%%

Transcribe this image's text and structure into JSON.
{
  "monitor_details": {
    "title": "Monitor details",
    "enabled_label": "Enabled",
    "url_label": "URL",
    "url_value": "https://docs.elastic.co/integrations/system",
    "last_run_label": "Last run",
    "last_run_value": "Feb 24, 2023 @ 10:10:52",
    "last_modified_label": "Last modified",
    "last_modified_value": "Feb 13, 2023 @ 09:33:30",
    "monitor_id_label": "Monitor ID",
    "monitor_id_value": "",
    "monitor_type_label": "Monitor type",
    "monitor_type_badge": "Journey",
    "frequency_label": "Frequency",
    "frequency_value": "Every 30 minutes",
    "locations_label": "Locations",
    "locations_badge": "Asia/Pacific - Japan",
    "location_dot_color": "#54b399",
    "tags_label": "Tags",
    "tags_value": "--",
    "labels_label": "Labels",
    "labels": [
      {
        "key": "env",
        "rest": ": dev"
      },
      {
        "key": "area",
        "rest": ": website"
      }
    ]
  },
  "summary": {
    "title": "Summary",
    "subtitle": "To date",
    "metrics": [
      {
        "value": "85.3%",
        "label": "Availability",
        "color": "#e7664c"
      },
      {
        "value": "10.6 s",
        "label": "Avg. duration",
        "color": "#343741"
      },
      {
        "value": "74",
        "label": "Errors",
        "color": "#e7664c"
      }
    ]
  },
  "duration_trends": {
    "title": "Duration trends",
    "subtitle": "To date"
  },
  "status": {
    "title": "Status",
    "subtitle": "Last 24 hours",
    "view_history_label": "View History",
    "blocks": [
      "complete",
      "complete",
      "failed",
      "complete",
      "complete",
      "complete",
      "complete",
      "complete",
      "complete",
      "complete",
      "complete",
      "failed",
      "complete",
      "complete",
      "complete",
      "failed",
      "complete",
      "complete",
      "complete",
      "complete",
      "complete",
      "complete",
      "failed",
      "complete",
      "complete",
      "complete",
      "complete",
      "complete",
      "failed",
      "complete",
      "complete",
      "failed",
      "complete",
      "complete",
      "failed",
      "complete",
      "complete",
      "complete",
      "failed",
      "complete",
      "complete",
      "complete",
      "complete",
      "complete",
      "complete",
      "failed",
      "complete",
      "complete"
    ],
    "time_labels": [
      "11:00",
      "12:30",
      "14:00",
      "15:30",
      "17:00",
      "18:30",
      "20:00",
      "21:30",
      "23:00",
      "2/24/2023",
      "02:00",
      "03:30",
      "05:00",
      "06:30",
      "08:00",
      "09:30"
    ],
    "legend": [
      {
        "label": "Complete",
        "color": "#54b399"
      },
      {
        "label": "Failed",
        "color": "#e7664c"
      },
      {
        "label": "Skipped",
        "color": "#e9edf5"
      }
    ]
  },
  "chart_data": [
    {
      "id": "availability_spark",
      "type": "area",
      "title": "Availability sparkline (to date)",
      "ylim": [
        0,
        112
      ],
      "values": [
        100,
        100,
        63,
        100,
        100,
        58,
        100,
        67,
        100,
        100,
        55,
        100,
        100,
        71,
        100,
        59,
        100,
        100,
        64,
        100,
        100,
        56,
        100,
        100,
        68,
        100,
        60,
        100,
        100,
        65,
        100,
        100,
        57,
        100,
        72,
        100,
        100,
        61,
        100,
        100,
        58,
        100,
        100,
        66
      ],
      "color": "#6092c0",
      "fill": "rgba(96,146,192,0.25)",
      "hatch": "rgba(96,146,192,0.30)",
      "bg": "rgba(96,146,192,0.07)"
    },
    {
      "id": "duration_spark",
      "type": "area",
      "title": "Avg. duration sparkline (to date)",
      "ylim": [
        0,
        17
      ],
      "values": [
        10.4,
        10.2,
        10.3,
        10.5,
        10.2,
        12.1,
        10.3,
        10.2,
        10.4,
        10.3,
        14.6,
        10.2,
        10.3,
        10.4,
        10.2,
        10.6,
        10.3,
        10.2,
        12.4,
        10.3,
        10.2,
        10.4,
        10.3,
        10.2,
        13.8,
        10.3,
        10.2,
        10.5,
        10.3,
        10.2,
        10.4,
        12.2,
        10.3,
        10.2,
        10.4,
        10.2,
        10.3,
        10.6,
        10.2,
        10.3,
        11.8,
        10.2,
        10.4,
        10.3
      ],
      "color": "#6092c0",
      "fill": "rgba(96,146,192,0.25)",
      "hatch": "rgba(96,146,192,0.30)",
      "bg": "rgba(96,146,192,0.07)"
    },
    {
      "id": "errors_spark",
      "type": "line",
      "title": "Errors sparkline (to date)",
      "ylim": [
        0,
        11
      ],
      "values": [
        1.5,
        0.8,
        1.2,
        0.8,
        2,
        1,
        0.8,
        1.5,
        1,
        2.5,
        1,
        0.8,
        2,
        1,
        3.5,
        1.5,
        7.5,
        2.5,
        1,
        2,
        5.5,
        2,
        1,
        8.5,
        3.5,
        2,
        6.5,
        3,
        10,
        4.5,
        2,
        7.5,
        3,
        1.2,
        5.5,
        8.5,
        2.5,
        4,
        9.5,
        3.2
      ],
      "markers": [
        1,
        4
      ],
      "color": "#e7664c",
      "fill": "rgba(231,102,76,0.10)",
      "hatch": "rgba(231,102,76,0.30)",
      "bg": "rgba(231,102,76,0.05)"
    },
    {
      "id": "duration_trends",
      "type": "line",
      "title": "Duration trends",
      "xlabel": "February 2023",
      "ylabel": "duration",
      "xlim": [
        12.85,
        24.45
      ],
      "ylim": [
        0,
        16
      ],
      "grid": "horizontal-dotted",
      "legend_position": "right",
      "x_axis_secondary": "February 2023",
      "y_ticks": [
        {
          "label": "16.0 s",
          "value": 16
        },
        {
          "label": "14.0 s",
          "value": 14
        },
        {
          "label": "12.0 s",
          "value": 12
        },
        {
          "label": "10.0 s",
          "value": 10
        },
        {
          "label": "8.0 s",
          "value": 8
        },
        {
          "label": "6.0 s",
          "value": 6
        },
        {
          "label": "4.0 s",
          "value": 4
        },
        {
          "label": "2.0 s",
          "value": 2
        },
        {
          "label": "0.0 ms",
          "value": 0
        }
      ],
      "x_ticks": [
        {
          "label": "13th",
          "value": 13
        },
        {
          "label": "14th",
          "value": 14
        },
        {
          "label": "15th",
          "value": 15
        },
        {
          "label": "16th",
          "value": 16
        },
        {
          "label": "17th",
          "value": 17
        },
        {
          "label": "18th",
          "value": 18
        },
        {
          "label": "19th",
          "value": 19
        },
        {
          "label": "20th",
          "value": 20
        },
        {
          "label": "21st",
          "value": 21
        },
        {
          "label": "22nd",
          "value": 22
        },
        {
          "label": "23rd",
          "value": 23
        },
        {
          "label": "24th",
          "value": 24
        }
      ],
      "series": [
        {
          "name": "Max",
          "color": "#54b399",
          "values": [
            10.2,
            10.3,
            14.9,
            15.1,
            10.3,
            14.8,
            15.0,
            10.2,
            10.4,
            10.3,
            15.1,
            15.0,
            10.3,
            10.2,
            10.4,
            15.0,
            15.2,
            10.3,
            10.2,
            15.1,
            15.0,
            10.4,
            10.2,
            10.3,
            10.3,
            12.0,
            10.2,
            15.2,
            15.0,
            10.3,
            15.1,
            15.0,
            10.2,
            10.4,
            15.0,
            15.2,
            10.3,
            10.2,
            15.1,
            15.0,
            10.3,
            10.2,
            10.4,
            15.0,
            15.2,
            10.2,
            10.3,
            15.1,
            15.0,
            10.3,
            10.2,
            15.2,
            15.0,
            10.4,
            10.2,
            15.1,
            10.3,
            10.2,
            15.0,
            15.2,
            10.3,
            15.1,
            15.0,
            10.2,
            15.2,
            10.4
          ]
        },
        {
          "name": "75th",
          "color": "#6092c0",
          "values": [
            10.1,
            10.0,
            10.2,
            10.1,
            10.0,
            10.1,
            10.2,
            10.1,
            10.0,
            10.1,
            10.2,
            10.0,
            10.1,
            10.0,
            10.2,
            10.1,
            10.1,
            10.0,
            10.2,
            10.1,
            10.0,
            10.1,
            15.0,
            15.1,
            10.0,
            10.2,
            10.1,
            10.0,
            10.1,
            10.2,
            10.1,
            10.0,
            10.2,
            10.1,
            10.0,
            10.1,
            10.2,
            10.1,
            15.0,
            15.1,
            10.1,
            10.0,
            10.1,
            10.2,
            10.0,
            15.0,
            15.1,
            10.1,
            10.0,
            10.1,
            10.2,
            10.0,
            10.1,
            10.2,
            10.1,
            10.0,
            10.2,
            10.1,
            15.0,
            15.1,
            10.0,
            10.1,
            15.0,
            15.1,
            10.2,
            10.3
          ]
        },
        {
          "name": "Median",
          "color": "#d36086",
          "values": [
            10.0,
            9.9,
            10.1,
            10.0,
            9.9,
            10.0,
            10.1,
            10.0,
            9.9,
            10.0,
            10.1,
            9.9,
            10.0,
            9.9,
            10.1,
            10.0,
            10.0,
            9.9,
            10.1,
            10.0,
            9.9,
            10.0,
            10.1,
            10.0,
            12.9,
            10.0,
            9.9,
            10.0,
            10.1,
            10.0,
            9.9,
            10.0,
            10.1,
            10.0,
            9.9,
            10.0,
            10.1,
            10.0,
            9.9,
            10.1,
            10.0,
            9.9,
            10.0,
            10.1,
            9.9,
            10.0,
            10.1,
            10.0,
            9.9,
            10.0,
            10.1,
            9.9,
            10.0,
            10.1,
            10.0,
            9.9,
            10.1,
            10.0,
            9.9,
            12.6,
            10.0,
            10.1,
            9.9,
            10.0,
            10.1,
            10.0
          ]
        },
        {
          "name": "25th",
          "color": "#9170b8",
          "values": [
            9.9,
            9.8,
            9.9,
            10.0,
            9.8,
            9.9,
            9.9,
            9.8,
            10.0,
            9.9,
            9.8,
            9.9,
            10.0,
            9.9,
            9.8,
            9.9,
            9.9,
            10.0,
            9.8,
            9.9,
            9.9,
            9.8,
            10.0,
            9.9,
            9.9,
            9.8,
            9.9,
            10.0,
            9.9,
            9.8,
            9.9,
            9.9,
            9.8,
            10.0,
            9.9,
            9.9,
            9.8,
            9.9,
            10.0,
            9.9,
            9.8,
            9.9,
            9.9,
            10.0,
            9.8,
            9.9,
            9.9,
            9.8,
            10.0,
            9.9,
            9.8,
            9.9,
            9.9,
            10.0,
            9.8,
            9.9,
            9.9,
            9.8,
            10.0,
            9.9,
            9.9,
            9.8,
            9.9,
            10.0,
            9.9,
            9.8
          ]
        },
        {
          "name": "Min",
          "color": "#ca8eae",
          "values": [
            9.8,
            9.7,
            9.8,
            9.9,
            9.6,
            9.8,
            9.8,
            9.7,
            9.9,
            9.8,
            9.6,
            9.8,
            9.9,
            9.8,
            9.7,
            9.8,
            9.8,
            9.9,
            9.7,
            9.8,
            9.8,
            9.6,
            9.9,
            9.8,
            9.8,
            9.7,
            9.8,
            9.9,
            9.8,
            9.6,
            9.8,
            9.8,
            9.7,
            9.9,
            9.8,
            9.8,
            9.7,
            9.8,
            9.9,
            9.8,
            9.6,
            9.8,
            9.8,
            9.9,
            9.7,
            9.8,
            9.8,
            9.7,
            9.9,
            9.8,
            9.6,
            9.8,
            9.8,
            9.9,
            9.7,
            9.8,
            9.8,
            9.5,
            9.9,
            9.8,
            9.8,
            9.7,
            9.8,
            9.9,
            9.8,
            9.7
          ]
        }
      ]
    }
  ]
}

%%

# Aim of the task
Which lines contain the word "February"? Copy each one.

# Answer for the task
      "xlabel": "February 2023",
      "x_axis_secondary": "February 2023",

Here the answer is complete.